> **GIVEN PROBLEM**: Reproduce everything from "SRE || DevOps" down to "key Ingress metrics." in the Nginx ingress monitoring guide below, word for word.

> **TEXT PROVIDED**:
How to monitor and alert on Nginx ingress in Kubernetes

Learn how to set up monitoring and alerting for Nginx ingress in a Kubernetes environment.
SRE || DevOps Engineer. I'm always fascinated by blazing-fast technology changes.

How to monitor and alert on Nginx ingress in Kubernetes

Learn how to set up monitoring and alerting for Nginx ingress in a Kubernetes environment.

In this blog post, we will discuss how to set up monitoring and alerting for Nginx ingress in a Kubernetes environment.

We will cover the installation and configuration of ingress-nginx, Prometheus, and Grafana, and the setup of alerts for key Ingress metrics.

Pre-requisites :

  • A Kubernetes cluster
  • Helm v3

Install Prometheus and Grafana

In this step, we will install Prometheus to collect metrics, and Grafana to visualize and create alerts based on those metrics.

Let’s install the kube-prometheus-stack helm chart by copying the below-mentioned commands to your terminal. This will set up Grafana, Prometheus, and other monitoring components.

# Add and update the prometheus-community helm repository.
helm repo add prometheus-community https://prometheus-community.github.io/helm-charts
helm repo update
cat <<EOF | helm install kube-prometheus-stack prometheus-community/kube-prometheus-stack \
--create-namespace -n monitoring -f -

grafana:
  enabled: true
  adminPassword: "admin"

> **MATERIAL**:

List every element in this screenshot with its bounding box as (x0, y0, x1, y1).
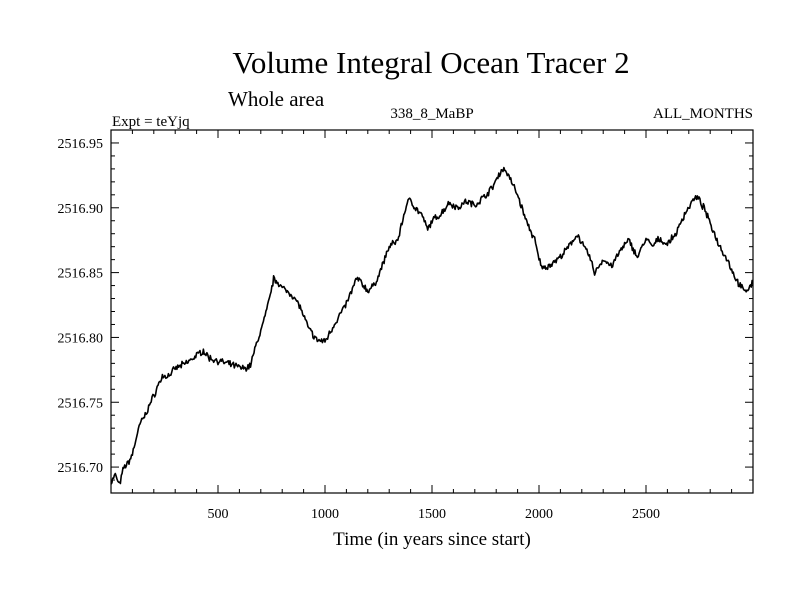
series-line (110, 166, 754, 485)
x-tick-label: 2000 (525, 507, 553, 522)
x-axis-label: Time (in years since start) (333, 529, 531, 550)
x-axis-ticks: 500 1000 1500 2000 2500 (131, 130, 733, 522)
series-layer (110, 166, 754, 485)
y-tick-label: 2516.75 (58, 396, 104, 411)
season-label: ALL_MONTHS (653, 106, 753, 122)
chart-title: Volume Integral Ocean Tracer 2 (232, 45, 629, 80)
run-label: 338_8_MaBP (390, 106, 473, 122)
y-tick-label: 2516.70 (58, 461, 104, 476)
x-tick-label: 2500 (632, 507, 660, 522)
x-tick-label: 500 (208, 507, 229, 522)
y-tick-label: 2516.80 (58, 331, 104, 346)
y-tick-label: 2516.90 (58, 202, 104, 217)
x-tick-label: 1500 (418, 507, 446, 522)
x-tick-label: 1000 (311, 507, 339, 522)
y-tick-label: 2516.85 (58, 267, 104, 282)
chart-subtitle: Whole area (228, 87, 325, 111)
y-axis-ticks: 2516.70 2516.75 2516.80 2516.85 2516.90 2516.… (58, 129, 753, 494)
plot-frame (110, 129, 754, 494)
y-tick-label: 2516.95 (58, 137, 104, 152)
expt-label: Expt = teYjq (112, 114, 190, 130)
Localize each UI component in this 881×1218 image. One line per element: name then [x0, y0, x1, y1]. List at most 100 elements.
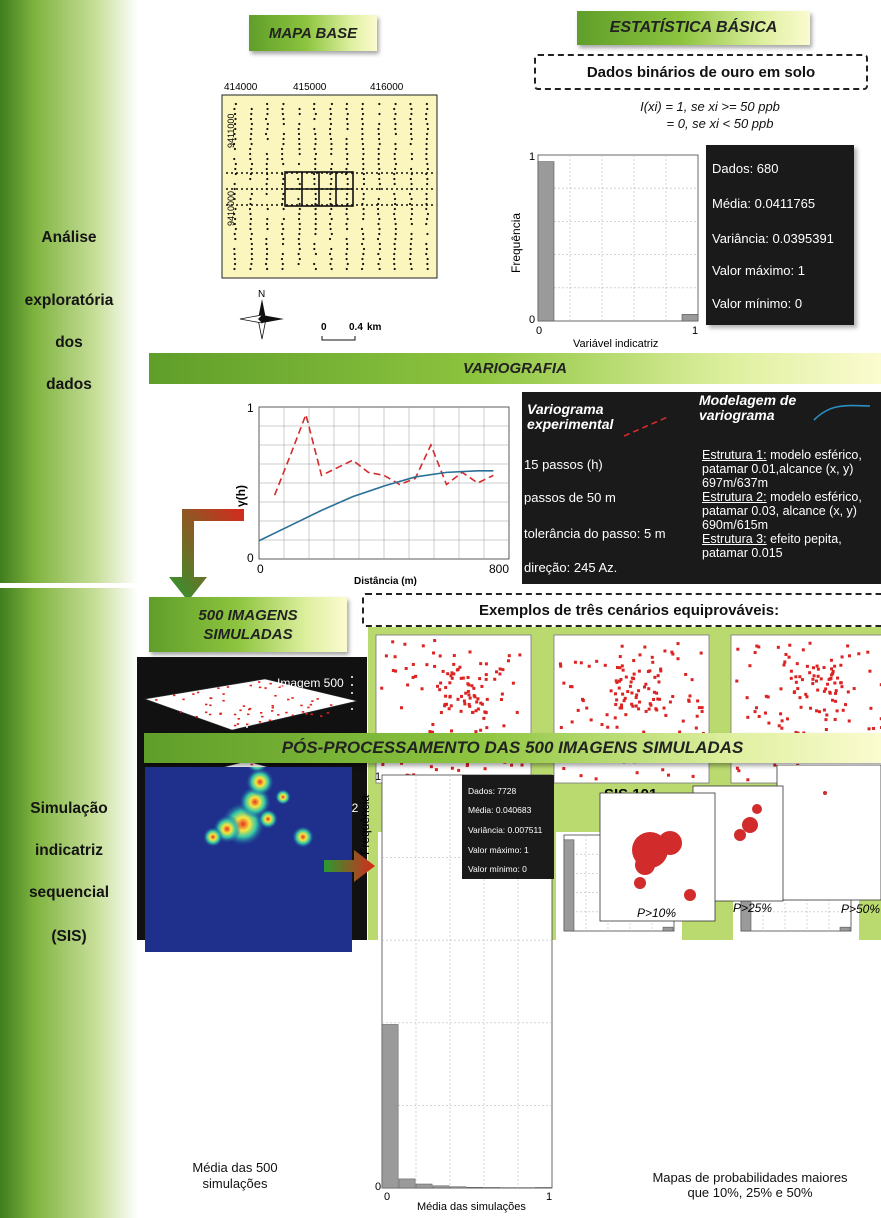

> **COMPLETE ANSWER**:
SRE || DevOps Engineer. I'm always fascinated by blazing-fast technology changes.

How to monitor and alert on Nginx ingress in Kubernetes

Learn how to set up monitoring and alerting for Nginx ingress in a Kubernetes environment.

In this blog post, we will discuss how to set up monitoring and alerting for Nginx ingress in a Kubernetes environment.

We will cover the installation and configuration of ingress-nginx, Prometheus, and Grafana, and the setup of alerts for key Ingress metrics.